What to do> Copy out every record precisely.

Recorded information>
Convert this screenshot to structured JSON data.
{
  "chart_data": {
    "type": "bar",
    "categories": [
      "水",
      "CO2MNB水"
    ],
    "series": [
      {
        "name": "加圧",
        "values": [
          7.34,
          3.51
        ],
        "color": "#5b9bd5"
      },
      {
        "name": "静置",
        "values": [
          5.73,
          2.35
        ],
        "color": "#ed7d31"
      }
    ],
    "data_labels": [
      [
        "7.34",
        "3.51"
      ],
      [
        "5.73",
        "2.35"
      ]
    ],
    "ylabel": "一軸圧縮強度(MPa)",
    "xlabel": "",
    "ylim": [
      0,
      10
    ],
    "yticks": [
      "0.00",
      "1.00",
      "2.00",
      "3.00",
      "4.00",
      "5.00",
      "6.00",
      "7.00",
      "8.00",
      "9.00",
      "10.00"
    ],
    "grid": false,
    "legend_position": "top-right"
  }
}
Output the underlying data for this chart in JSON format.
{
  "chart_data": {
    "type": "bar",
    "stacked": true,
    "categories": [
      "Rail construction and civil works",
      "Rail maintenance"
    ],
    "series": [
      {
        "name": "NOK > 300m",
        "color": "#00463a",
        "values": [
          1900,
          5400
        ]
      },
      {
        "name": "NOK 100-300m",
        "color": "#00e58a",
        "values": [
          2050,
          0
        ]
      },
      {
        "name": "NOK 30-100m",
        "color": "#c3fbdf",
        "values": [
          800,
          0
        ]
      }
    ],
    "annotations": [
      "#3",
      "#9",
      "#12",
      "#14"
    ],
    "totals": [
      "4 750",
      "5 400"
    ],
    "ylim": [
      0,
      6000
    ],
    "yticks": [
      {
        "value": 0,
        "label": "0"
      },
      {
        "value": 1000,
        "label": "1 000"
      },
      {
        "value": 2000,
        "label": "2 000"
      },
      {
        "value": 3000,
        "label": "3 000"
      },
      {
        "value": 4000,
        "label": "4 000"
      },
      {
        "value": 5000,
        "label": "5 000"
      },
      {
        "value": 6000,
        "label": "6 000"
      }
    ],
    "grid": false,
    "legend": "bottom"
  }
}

Written response>
Convert this screenshot to structured JSON data.
{
  "chart_data": {
    "type": "bar",
    "categories": [
      "水",
      "CO2MNB水"
    ],
    "series": [
      {
        "name": "加圧",
        "values": [
          7.34,
          3.51
        ],
        "color": "#5b9bd5"
      },
      {
        "name": "静置",
        "values": [
          5.73,
          2.35
        ],
        "color": "#ed7d31"
      }
    ],
    "data_labels": [
      [
        "7.34",
        "3.51"
      ],
      [
        "5.73",
        "2.35"
      ]
    ],
    "ylabel": "一軸圧縮強度(MPa)",
    "xlabel": "",
    "ylim": [
      0,
      10
    ],
    "yticks": [
      "0.00",
      "1.00",
      "2.00",
      "3.00",
      "4.00",
      "5.00",
      "6.00",
      "7.00",
      "8.00",
      "9.00",
      "10.00"
    ],
    "grid": false,
    "legend_position": "top-right"
  }
}
Output the underlying data for this chart in JSON format.
{
  "chart_data": {
    "type": "bar",
    "stacked": true,
    "categories": [
      "Rail construction and civil works",
      "Rail maintenance"
    ],
    "series": [
      {
        "name": "NOK > 300m",
        "color": "#00463a",
        "values": [
          1900,
          5400
        ]
      },
      {
        "name": "NOK 100-300m",
        "color": "#00e58a",
        "values": [
          2050,
          0
        ]
      },
      {
        "name": "NOK 30-100m",
        "color": "#c3fbdf",
        "values": [
          800,
          0
        ]
      }
    ],
    "annotations": [
      "#3",
      "#9",
      "#12",
      "#14"
    ],
    "totals": [
      "4 750",
      "5 400"
    ],
    "ylim": [
      0,
      6000
    ],
    "yticks": [
      {
        "value": 0,
        "label": "0"
      },
      {
        "value": 1000,
        "label": "1 000"
      },
      {
        "value": 2000,
        "label": "2 000"
      },
      {
        "value": 3000,
        "label": "3 000"
      },
      {
        "value": 4000,
        "label": "4 000"
      },
      {
        "value": 5000,
        "label": "5 000"
      },
      {
        "value": 6000,
        "label": "6 000"
      }
    ],
    "grid": false,
    "legend": "bottom"
  }
}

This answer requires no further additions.